▶ [Stated goal]
Isolate every line in the data with the string "name" and copy it.

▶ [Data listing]
* * *

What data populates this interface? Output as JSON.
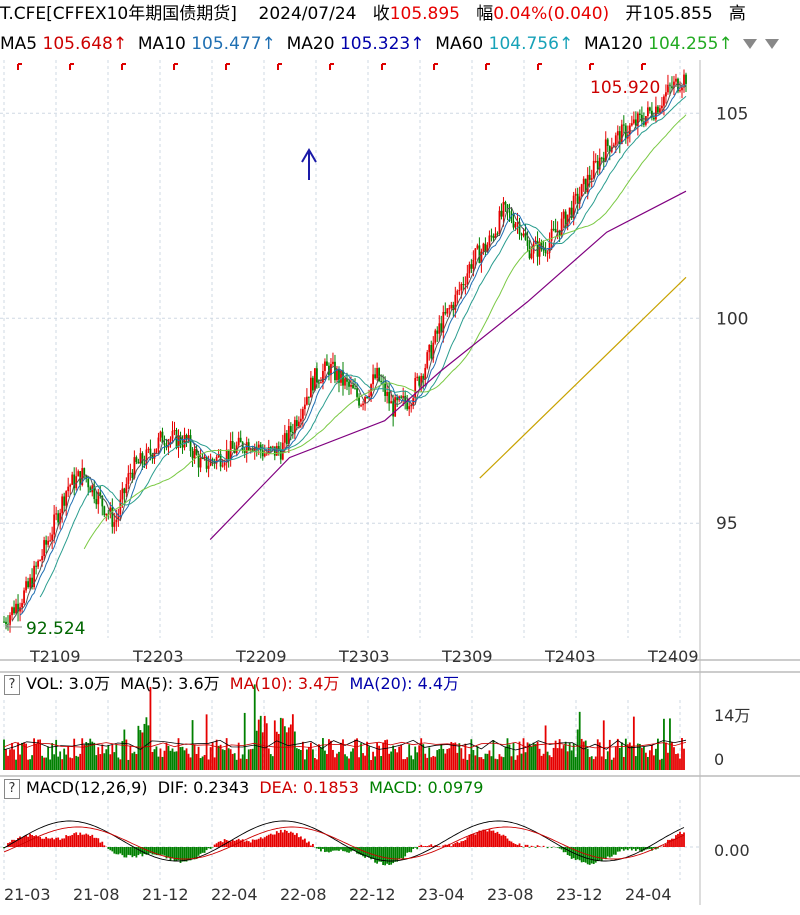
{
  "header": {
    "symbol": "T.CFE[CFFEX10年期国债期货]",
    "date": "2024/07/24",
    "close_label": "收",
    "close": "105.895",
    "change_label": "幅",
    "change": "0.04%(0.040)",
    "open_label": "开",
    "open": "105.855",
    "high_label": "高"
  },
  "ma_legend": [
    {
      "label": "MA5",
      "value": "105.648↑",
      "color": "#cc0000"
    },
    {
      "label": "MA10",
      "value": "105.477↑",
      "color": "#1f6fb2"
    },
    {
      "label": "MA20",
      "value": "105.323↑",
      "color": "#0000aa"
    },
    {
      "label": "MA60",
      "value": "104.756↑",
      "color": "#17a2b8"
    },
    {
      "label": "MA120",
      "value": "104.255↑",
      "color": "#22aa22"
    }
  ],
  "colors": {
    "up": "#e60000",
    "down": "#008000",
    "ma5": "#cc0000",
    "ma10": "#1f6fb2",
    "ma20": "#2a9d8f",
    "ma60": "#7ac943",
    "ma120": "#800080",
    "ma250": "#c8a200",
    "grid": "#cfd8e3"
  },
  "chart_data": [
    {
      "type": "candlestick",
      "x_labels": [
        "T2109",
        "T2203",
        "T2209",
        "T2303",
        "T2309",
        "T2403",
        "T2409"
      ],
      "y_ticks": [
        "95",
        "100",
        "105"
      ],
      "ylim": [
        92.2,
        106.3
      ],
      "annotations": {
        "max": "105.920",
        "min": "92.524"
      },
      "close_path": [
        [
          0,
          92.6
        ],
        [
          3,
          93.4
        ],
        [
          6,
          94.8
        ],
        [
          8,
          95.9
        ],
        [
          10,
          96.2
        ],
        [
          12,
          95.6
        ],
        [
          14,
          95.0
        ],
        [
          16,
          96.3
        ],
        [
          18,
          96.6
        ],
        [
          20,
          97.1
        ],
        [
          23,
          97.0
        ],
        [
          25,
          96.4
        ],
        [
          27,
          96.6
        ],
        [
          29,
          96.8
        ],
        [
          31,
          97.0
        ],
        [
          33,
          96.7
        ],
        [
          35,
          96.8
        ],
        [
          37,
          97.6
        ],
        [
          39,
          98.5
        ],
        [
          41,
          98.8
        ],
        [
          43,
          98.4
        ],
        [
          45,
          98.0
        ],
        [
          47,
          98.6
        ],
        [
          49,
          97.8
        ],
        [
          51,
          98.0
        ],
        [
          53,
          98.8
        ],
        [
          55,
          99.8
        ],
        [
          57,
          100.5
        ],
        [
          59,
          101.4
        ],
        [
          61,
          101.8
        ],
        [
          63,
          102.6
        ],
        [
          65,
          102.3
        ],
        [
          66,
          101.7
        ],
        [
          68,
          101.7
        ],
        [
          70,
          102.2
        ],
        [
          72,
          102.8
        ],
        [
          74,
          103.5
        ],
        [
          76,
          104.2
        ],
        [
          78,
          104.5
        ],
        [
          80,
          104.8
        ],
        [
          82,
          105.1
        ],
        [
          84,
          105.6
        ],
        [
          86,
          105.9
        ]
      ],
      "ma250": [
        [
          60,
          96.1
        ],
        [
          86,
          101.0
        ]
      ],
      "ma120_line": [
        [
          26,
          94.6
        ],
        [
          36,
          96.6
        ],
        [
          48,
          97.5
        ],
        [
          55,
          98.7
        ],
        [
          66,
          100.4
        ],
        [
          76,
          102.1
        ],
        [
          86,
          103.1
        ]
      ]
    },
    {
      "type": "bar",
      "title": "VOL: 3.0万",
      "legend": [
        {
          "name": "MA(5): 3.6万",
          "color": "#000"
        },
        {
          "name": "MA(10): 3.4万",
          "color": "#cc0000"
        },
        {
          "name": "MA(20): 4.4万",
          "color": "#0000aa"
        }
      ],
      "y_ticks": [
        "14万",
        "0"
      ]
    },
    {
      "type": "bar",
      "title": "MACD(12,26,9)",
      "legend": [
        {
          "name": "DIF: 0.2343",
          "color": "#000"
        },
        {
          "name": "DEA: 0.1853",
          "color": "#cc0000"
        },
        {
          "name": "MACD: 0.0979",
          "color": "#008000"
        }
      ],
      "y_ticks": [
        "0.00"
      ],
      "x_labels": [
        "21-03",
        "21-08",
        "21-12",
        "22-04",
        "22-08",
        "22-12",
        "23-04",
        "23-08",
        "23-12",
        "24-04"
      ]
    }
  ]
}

* * *

▶ [Solution to the problem]
          "name": "MA(5): 3.6万",
          "name": "MA(10): 3.4万",
          "name": "MA(20): 4.4万",
          "name": "DIF: 0.2343",
          "name": "DEA: 0.1853",
          "name": "MACD: 0.0979",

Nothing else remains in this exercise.